Your task is to restate the data word for word.

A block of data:
==================================================
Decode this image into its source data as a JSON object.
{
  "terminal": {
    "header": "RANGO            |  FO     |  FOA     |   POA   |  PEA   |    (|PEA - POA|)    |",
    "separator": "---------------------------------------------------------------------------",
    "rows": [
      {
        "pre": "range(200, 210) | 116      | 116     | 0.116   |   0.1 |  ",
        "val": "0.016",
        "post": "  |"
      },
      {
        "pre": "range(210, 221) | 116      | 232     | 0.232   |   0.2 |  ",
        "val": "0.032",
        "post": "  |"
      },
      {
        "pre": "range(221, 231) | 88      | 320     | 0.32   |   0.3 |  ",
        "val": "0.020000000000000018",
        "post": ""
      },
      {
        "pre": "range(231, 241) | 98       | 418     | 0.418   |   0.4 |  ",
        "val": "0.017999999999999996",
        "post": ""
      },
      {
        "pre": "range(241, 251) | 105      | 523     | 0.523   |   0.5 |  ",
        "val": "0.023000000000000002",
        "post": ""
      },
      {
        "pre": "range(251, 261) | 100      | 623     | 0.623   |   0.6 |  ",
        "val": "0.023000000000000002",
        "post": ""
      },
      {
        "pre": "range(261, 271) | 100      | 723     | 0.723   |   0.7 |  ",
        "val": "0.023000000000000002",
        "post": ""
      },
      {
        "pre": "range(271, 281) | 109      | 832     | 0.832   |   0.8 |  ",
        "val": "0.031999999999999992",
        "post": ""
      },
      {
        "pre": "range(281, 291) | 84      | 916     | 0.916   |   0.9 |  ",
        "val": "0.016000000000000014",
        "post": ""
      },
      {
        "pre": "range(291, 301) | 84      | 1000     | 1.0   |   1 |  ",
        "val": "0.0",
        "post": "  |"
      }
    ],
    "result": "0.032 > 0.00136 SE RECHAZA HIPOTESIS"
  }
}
==================================================
- **RESPONSE**:
Decode this image into its source data as a JSON object.
{
  "terminal": {
    "header": "RANGO            |  FO     |  FOA     |   POA   |  PEA   |    (|PEA - POA|)    |",
    "separator": "---------------------------------------------------------------------------",
    "rows": [
      {
        "pre": "range(200, 210) | 116      | 116     | 0.116   |   0.1 |  ",
        "val": "0.016",
        "post": "  |"
      },
      {
        "pre": "range(210, 221) | 116      | 232     | 0.232   |   0.2 |  ",
        "val": "0.032",
        "post": "  |"
      },
      {
        "pre": "range(221, 231) | 88      | 320     | 0.32   |   0.3 |  ",
        "val": "0.020000000000000018",
        "post": ""
      },
      {
        "pre": "range(231, 241) | 98       | 418     | 0.418   |   0.4 |  ",
        "val": "0.017999999999999996",
        "post": ""
      },
      {
        "pre": "range(241, 251) | 105      | 523     | 0.523   |   0.5 |  ",
        "val": "0.023000000000000002",
        "post": ""
      },
      {
        "pre": "range(251, 261) | 100      | 623     | 0.623   |   0.6 |  ",
        "val": "0.023000000000000002",
        "post": ""
      },
      {
        "pre": "range(261, 271) | 100      | 723     | 0.723   |   0.7 |  ",
        "val": "0.023000000000000002",
        "post": ""
      },
      {
        "pre": "range(271, 281) | 109      | 832     | 0.832   |   0.8 |  ",
        "val": "0.031999999999999992",
        "post": ""
      },
      {
        "pre": "range(281, 291) | 84      | 916     | 0.916   |   0.9 |  ",
        "val": "0.016000000000000014",
        "post": ""
      },
      {
        "pre": "range(291, 301) | 84      | 1000     | 1.0   |   1 |  ",
        "val": "0.0",
        "post": "  |"
      }
    ],
    "result": "0.032 > 0.00136 SE RECHAZA HIPOTESIS"
  }
}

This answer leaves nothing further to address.